> **DATA PROVIDED**:
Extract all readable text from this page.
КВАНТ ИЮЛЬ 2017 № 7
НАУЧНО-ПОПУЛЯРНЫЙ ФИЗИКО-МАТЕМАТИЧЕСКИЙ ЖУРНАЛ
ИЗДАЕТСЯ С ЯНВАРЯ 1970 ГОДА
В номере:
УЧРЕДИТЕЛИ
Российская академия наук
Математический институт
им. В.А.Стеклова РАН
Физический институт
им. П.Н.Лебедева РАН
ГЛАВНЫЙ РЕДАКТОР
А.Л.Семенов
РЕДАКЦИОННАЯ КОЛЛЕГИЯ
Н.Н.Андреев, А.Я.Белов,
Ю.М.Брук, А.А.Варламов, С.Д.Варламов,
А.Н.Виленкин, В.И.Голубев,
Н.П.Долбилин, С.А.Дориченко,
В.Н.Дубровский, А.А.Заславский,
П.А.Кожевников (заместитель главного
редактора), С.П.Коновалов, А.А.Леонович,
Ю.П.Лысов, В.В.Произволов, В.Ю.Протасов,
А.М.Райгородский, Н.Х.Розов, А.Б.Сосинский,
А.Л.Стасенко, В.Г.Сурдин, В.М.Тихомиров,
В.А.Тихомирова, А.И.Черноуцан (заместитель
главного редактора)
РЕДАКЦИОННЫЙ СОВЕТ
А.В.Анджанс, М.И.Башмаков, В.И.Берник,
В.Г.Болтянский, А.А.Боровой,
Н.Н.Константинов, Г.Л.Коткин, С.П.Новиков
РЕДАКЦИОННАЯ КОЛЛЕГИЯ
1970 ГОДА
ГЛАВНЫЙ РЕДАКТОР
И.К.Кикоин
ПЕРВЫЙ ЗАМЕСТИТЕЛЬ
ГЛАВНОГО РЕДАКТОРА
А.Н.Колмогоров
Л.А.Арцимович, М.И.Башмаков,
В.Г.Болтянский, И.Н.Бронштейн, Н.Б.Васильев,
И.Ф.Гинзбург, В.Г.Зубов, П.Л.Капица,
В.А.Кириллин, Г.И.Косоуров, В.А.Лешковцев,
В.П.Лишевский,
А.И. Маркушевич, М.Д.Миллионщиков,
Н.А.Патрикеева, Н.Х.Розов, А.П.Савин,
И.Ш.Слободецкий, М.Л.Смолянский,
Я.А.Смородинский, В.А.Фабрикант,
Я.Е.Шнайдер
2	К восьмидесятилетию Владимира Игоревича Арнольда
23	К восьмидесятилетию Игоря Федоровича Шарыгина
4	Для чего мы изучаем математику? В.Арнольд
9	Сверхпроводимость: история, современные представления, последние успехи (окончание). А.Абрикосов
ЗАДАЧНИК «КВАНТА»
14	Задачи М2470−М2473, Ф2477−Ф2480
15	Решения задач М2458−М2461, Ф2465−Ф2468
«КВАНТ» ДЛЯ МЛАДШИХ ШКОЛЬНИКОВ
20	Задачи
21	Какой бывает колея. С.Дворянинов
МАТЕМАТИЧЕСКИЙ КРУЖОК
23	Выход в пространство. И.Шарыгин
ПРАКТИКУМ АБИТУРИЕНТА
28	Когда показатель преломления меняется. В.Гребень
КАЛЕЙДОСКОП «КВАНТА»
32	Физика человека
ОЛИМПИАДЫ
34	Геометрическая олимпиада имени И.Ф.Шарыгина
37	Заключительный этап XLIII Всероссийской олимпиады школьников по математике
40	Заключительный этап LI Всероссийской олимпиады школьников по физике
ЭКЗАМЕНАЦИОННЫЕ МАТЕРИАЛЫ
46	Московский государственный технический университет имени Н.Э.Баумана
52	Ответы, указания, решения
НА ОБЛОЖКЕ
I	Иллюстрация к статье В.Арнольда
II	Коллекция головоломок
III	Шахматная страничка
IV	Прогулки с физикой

> **REQUEST**: Show the lines that mention the word "КВАНТА".

> **OUTPUT OF THE EXERCISE**:
ЗАДАЧНИК «КВАНТА»
КАЛЕЙДОСКОП «КВАНТА»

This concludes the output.